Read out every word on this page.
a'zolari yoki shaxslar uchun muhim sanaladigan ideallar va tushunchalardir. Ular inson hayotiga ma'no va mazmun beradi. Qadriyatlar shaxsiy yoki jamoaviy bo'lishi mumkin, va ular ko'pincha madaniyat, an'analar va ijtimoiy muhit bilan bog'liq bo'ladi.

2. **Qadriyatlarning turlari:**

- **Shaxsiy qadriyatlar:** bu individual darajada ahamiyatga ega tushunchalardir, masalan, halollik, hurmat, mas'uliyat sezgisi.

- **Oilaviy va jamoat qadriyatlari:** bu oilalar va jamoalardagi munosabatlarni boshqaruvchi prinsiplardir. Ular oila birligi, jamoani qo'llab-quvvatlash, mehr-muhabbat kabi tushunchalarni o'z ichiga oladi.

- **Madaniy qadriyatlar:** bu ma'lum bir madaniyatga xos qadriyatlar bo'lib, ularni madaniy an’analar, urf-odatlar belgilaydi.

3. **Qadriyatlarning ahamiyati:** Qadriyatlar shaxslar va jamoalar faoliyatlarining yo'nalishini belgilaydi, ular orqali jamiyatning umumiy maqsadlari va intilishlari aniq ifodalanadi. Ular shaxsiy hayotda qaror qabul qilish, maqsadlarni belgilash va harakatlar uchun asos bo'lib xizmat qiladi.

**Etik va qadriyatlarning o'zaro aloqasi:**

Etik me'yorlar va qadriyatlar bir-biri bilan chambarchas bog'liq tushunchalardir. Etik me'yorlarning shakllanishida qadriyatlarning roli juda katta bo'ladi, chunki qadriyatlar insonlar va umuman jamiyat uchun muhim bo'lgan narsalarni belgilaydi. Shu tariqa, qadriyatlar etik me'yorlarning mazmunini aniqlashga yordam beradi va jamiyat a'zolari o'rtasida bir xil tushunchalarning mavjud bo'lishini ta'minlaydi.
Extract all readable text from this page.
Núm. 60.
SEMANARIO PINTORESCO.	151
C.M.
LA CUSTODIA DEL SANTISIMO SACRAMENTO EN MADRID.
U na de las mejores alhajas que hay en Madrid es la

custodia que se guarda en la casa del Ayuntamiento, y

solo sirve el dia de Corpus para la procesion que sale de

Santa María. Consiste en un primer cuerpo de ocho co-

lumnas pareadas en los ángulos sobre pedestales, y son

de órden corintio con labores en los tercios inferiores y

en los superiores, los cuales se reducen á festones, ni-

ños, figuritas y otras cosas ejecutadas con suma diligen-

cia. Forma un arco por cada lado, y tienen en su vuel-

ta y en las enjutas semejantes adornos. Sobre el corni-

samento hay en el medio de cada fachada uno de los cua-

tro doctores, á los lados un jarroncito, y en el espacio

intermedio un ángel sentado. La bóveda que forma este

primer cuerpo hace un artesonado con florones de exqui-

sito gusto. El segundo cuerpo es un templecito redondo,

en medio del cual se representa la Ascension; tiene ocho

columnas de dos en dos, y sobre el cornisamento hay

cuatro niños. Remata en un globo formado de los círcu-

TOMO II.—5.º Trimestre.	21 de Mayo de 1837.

....

> **Prompt**:
Your task is to repeat every entry exactly.

> **Solution for this task**:
Read out every word on this page.
a'zolari yoki shaxslar uchun muhim sanaladigan ideallar va tushunchalardir. Ular inson hayotiga ma'no va mazmun beradi. Qadriyatlar shaxsiy yoki jamoaviy bo'lishi mumkin, va ular ko'pincha madaniyat, an'analar va ijtimoiy muhit bilan bog'liq bo'ladi.

2. **Qadriyatlarning turlari:**

- **Shaxsiy qadriyatlar:** bu individual darajada ahamiyatga ega tushunchalardir, masalan, halollik, hurmat, mas'uliyat sezgisi.

- **Oilaviy va jamoat qadriyatlari:** bu oilalar va jamoalardagi munosabatlarni boshqaruvchi prinsiplardir. Ular oila birligi, jamoani qo'llab-quvvatlash, mehr-muhabbat kabi tushunchalarni o'z ichiga oladi.

- **Madaniy qadriyatlar:** bu ma'lum bir madaniyatga xos qadriyatlar bo'lib, ularni madaniy an’analar, urf-odatlar belgilaydi.

3. **Qadriyatlarning ahamiyati:** Qadriyatlar shaxslar va jamoalar faoliyatlarining yo'nalishini belgilaydi, ular orqali jamiyatning umumiy maqsadlari va intilishlari aniq ifodalanadi. Ular shaxsiy hayotda qaror qabul qilish, maqsadlarni belgilash va harakatlar uchun asos bo'lib xizmat qiladi.

**Etik va qadriyatlarning o'zaro aloqasi:**

Etik me'yorlar va qadriyatlar bir-biri bilan chambarchas bog'liq tushunchalardir. Etik me'yorlarning shakllanishida qadriyatlarning roli juda katta bo'ladi, chunki qadriyatlar insonlar va umuman jamiyat uchun muhim bo'lgan narsalarni belgilaydi. Shu tariqa, qadriyatlar etik me'yorlarning mazmunini aniqlashga yordam beradi va jamiyat a'zolari o'rtasida bir xil tushunchalarning mavjud bo'lishini ta'minlaydi.
Extract all readable text from this page.
Núm. 60.
SEMANARIO PINTORESCO.	151
C.M.
LA CUSTODIA DEL SANTISIMO SACRAMENTO EN MADRID.
U na de las mejores alhajas que hay en Madrid es la

custodia que se guarda en la casa del Ayuntamiento, y

solo sirve el dia de Corpus para la procesion que sale de

Santa María. Consiste en un primer cuerpo de ocho co-

lumnas pareadas en los ángulos sobre pedestales, y son

de órden corintio con labores en los tercios inferiores y

en los superiores, los cuales se reducen á festones, ni-

ños, figuritas y otras cosas ejecutadas con suma diligen-

cia. Forma un arco por cada lado, y tienen en su vuel-

ta y en las enjutas semejantes adornos. Sobre el corni-

samento hay en el medio de cada fachada uno de los cua-

tro doctores, á los lados un jarroncito, y en el espacio

intermedio un ángel sentado. La bóveda que forma este

primer cuerpo hace un artesonado con florones de exqui-

sito gusto. El segundo cuerpo es un templecito redondo,

en medio del cual se representa la Ascension; tiene ocho

columnas de dos en dos, y sobre el cornisamento hay

cuatro niños. Remata en un globo formado de los círcu-

TOMO II.—5.º Trimestre.	21 de Mayo de 1837.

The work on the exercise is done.